===== MATERIAL PROVIDED

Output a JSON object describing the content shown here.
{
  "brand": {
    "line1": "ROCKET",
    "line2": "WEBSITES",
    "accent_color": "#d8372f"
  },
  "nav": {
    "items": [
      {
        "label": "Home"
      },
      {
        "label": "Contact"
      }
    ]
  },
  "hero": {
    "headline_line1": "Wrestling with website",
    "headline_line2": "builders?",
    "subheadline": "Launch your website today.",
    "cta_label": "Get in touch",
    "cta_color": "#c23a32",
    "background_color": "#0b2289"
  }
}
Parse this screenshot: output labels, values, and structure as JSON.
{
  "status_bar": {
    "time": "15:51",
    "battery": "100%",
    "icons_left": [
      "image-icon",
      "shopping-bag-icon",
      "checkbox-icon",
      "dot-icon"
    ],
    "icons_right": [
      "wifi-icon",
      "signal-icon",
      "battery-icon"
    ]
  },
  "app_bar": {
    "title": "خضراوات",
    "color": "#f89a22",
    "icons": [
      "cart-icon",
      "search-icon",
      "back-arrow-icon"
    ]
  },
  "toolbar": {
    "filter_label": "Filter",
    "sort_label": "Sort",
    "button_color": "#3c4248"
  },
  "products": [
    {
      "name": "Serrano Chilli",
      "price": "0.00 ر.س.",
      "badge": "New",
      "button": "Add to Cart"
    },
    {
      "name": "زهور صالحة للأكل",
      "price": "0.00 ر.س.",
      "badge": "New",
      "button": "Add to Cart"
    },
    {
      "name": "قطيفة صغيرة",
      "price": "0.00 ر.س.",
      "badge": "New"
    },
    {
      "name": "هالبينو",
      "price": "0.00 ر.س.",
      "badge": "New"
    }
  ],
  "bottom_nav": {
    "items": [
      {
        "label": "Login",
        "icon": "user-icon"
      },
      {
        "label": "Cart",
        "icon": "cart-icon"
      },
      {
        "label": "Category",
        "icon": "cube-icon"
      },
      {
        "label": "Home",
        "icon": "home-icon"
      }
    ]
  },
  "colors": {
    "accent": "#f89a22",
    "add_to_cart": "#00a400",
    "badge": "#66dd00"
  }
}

==========

WHAT TO WORK ON. The answer must consist solely of the number of lines in the entries that contain the word "name".

TASK SOLUTION. 4